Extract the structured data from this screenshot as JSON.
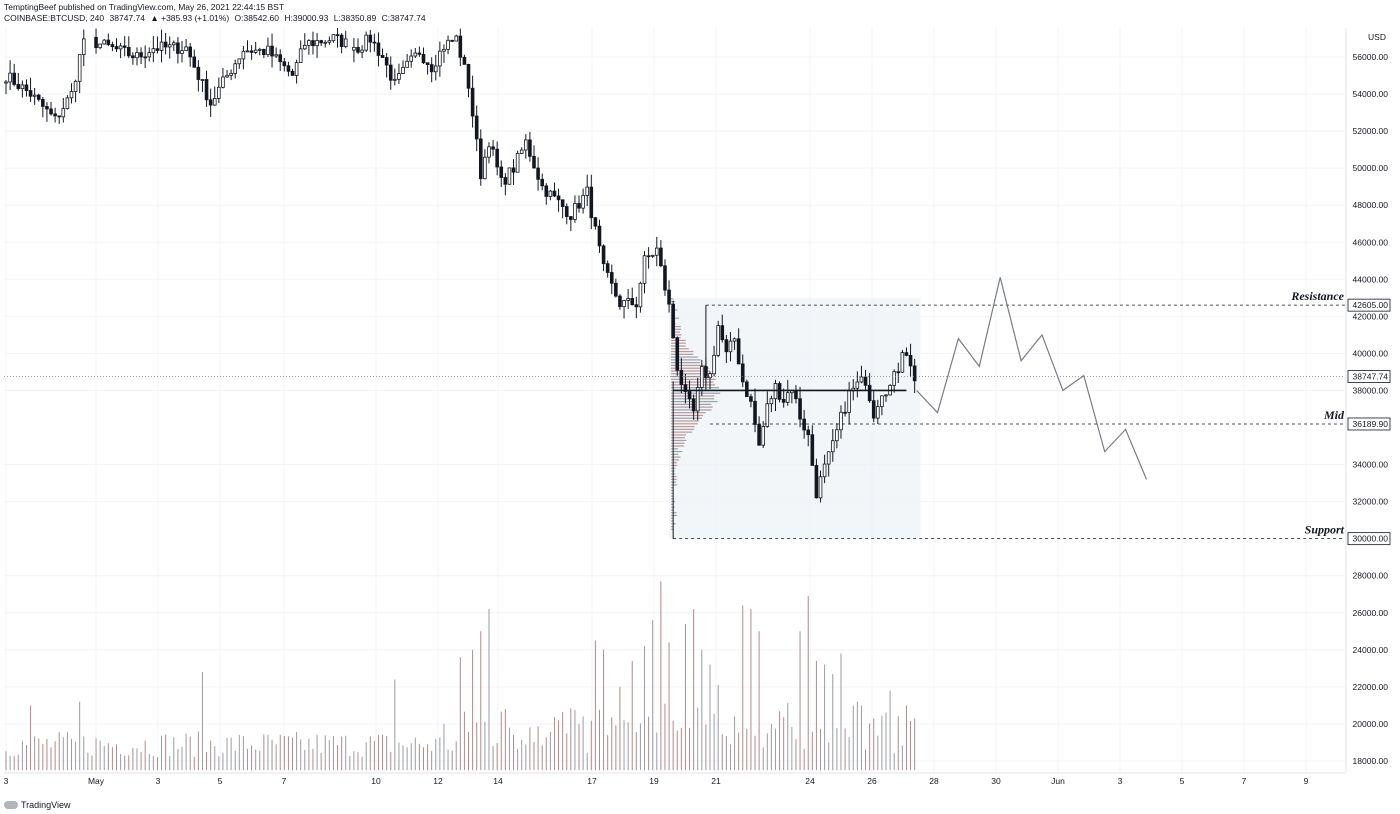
{
  "header": {
    "line1": "TemptingBeef published on TradingView.com, May 26, 2021 22:44:15 BST",
    "symbol": "COINBASE:BTCUSD, 240",
    "last": "38747.74",
    "change": "▲ +385.93 (+1.01%)",
    "open": "O:38542.60",
    "high": "H:39000.93",
    "low": "L:38350.89",
    "close": "C:38747.74"
  },
  "footer": {
    "brand": "TradingView"
  },
  "chart_data": {
    "type": "candlestick",
    "currency": "USD",
    "y_ticks": [
      "56000.00",
      "54000.00",
      "52000.00",
      "50000.00",
      "48000.00",
      "46000.00",
      "44000.00",
      "42000.00",
      "40000.00",
      "38000.00",
      "34000.00",
      "32000.00",
      "28000.00",
      "26000.00",
      "24000.00",
      "22000.00",
      "20000.00",
      "18000.00"
    ],
    "x_ticks": [
      "3",
      "May",
      "3",
      "5",
      "7",
      "10",
      "12",
      "14",
      "17",
      "19",
      "21",
      "24",
      "26",
      "28",
      "30",
      "Jun",
      "3",
      "5",
      "7",
      "9"
    ],
    "price_tags": [
      {
        "label": "Resistance",
        "value": "42605.00"
      },
      {
        "label": "",
        "value": "38747.74"
      },
      {
        "label": "Mid",
        "value": "36189.90"
      },
      {
        "label": "Support",
        "value": "30000.00"
      }
    ],
    "poc_level": 38000,
    "projection": [
      38000,
      36800,
      40800,
      39300,
      44100,
      39600,
      41000,
      38000,
      38800,
      34700,
      35900,
      33200
    ],
    "anchors": [
      [
        0,
        55000
      ],
      [
        6,
        54000
      ],
      [
        12,
        52600
      ],
      [
        16,
        54000
      ],
      [
        19,
        57000
      ],
      [
        32,
        56000
      ],
      [
        36,
        56500
      ],
      [
        44,
        56500
      ],
      [
        50,
        53500
      ],
      [
        54,
        55000
      ],
      [
        58,
        56400
      ],
      [
        64,
        56300
      ],
      [
        70,
        55000
      ],
      [
        73,
        56700
      ],
      [
        80,
        57000
      ],
      [
        86,
        56500
      ],
      [
        89,
        57000
      ],
      [
        92,
        56000
      ],
      [
        95,
        54500
      ],
      [
        98,
        55500
      ],
      [
        101,
        56300
      ],
      [
        104,
        55500
      ],
      [
        107,
        56600
      ],
      [
        110,
        57000
      ],
      [
        113,
        54500
      ],
      [
        116,
        49700
      ],
      [
        118,
        51500
      ],
      [
        121,
        49200
      ],
      [
        124,
        50000
      ],
      [
        127,
        51400
      ],
      [
        131,
        49000
      ],
      [
        138,
        47500
      ],
      [
        142,
        48700
      ],
      [
        146,
        44500
      ],
      [
        150,
        42700
      ],
      [
        154,
        42700
      ],
      [
        156,
        45000
      ],
      [
        159,
        45600
      ],
      [
        162,
        42500
      ],
      [
        164,
        39300
      ],
      [
        166,
        37600
      ],
      [
        168,
        36800
      ],
      [
        170,
        39000
      ],
      [
        172,
        38800
      ],
      [
        174,
        41500
      ],
      [
        176,
        39900
      ],
      [
        178,
        40800
      ],
      [
        180,
        38500
      ],
      [
        182,
        37300
      ],
      [
        184,
        35000
      ],
      [
        186,
        37100
      ],
      [
        188,
        38200
      ],
      [
        190,
        37500
      ],
      [
        192,
        38200
      ],
      [
        194,
        36600
      ],
      [
        196,
        35500
      ],
      [
        198,
        32500
      ],
      [
        200,
        33800
      ],
      [
        202,
        35000
      ],
      [
        204,
        36500
      ],
      [
        206,
        37800
      ],
      [
        208,
        38300
      ],
      [
        210,
        38600
      ],
      [
        212,
        36800
      ],
      [
        214,
        38000
      ],
      [
        216,
        38200
      ],
      [
        218,
        39200
      ],
      [
        219,
        40300
      ],
      [
        220,
        40100
      ],
      [
        221,
        39200
      ],
      [
        222,
        38700
      ]
    ],
    "volume_spikes": [
      [
        6,
        21000
      ],
      [
        18,
        21200
      ],
      [
        48,
        22800
      ],
      [
        95,
        22400
      ],
      [
        107,
        20000
      ],
      [
        111,
        23600
      ],
      [
        114,
        24000
      ],
      [
        116,
        25000
      ],
      [
        118,
        26200
      ],
      [
        122,
        20800
      ],
      [
        140,
        20000
      ],
      [
        144,
        24500
      ],
      [
        146,
        24000
      ],
      [
        150,
        22000
      ],
      [
        153,
        23400
      ],
      [
        156,
        24200
      ],
      [
        158,
        25600
      ],
      [
        160,
        27700
      ],
      [
        162,
        24400
      ],
      [
        166,
        25400
      ],
      [
        168,
        26200
      ],
      [
        170,
        24000
      ],
      [
        172,
        23200
      ],
      [
        174,
        22100
      ],
      [
        180,
        26400
      ],
      [
        182,
        26200
      ],
      [
        184,
        25000
      ],
      [
        194,
        25000
      ],
      [
        196,
        26900
      ],
      [
        198,
        23400
      ],
      [
        200,
        23200
      ],
      [
        202,
        22700
      ],
      [
        204,
        23800
      ],
      [
        208,
        21200
      ],
      [
        212,
        20300
      ],
      [
        216,
        21800
      ],
      [
        220,
        21000
      ]
    ]
  }
}
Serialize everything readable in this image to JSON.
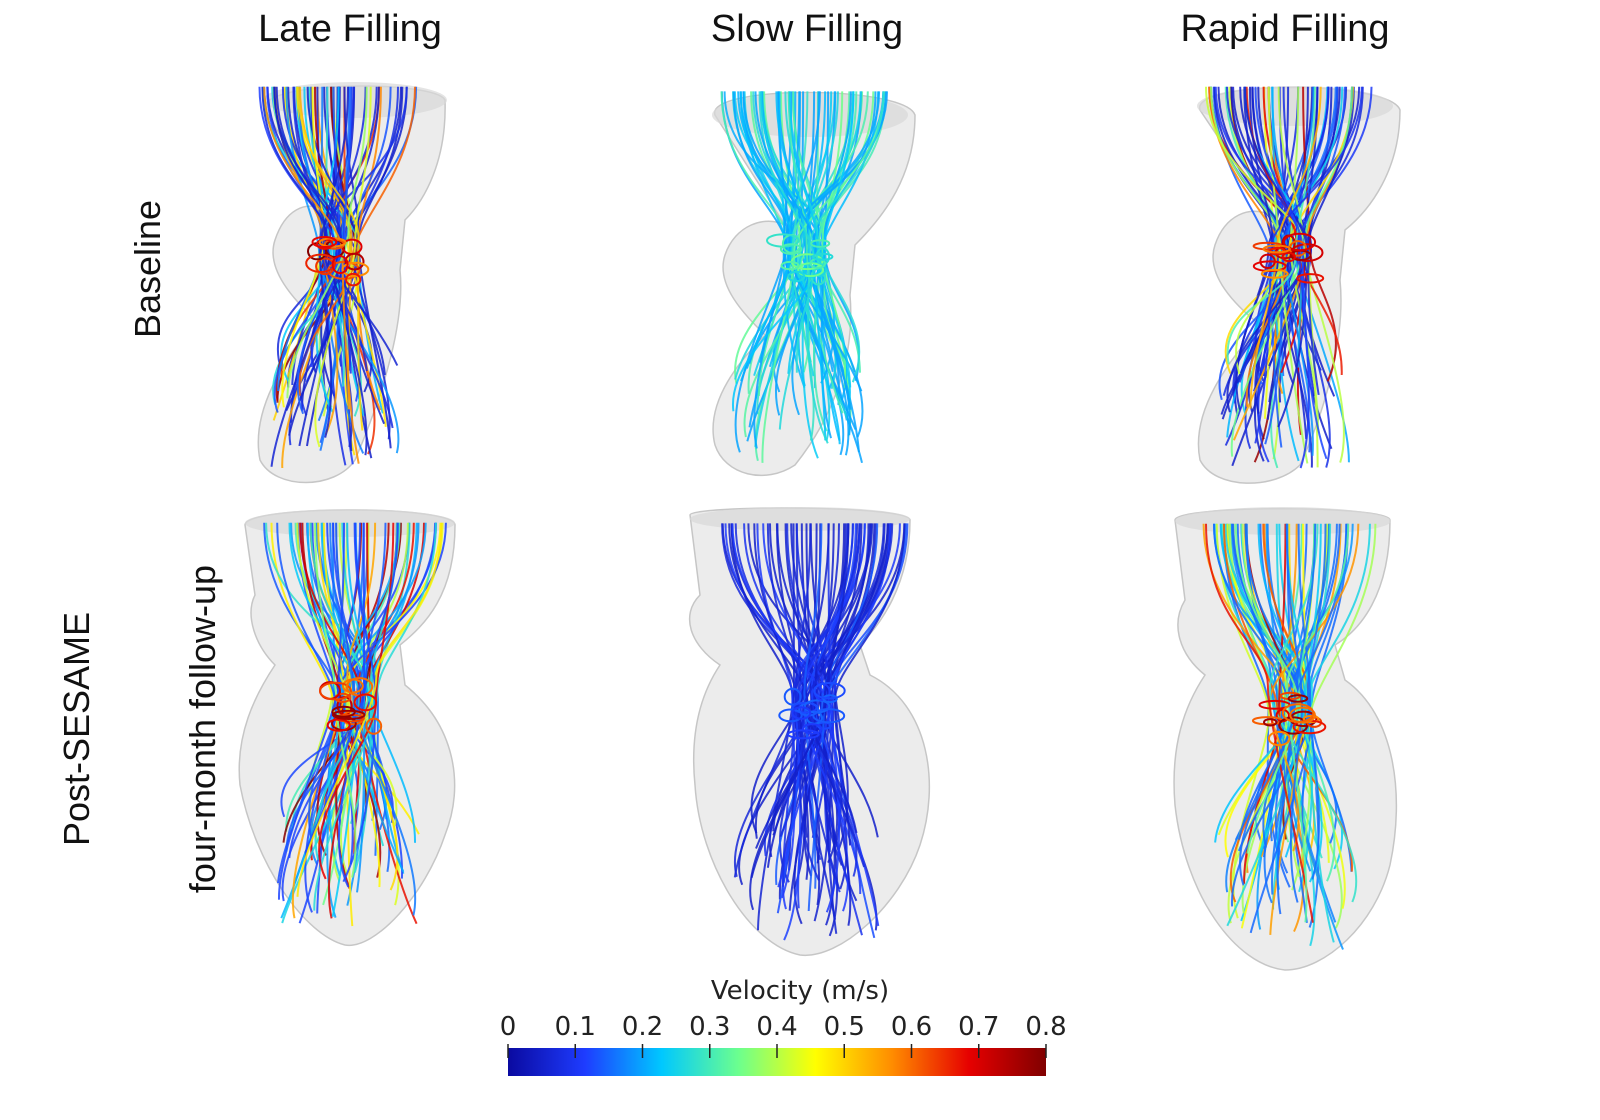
{
  "columns": [
    "Late Filling",
    "Slow Filling",
    "Rapid Filling"
  ],
  "rows": {
    "baseline": "Baseline",
    "post_line1": "Post-SESAME",
    "post_line2": "four-month follow-up"
  },
  "colorbar": {
    "title": "Velocity (m/s)",
    "ticks": [
      "0",
      "0.1",
      "0.2",
      "0.3",
      "0.4",
      "0.5",
      "0.6",
      "0.7",
      "0.8"
    ],
    "range": [
      0,
      0.8
    ],
    "colormap": [
      "#0a0aa0",
      "#1e3cff",
      "#00c8ff",
      "#6cff8e",
      "#ffff00",
      "#ff8c00",
      "#e60000",
      "#800000"
    ]
  },
  "panels": [
    {
      "column": "Late Filling",
      "row": "Baseline",
      "peak_velocity": 0.8,
      "typical_velocity": 0.05
    },
    {
      "column": "Slow Filling",
      "row": "Baseline",
      "peak_velocity": 0.35,
      "typical_velocity": 0.2
    },
    {
      "column": "Rapid Filling",
      "row": "Baseline",
      "peak_velocity": 0.8,
      "typical_velocity": 0.05
    },
    {
      "column": "Late Filling",
      "row": "Post-SESAME four-month follow-up",
      "peak_velocity": 0.8,
      "typical_velocity": 0.12
    },
    {
      "column": "Slow Filling",
      "row": "Post-SESAME four-month follow-up",
      "peak_velocity": 0.15,
      "typical_velocity": 0.05
    },
    {
      "column": "Rapid Filling",
      "row": "Post-SESAME four-month follow-up",
      "peak_velocity": 0.8,
      "typical_velocity": 0.15
    }
  ]
}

--------------------

What to do: In the records above, locate the lines holding the word "this". Copy each of them.

In response:
Extract the structured data from this screenshot as JSON.
Serialize everything readable in this image to JSON.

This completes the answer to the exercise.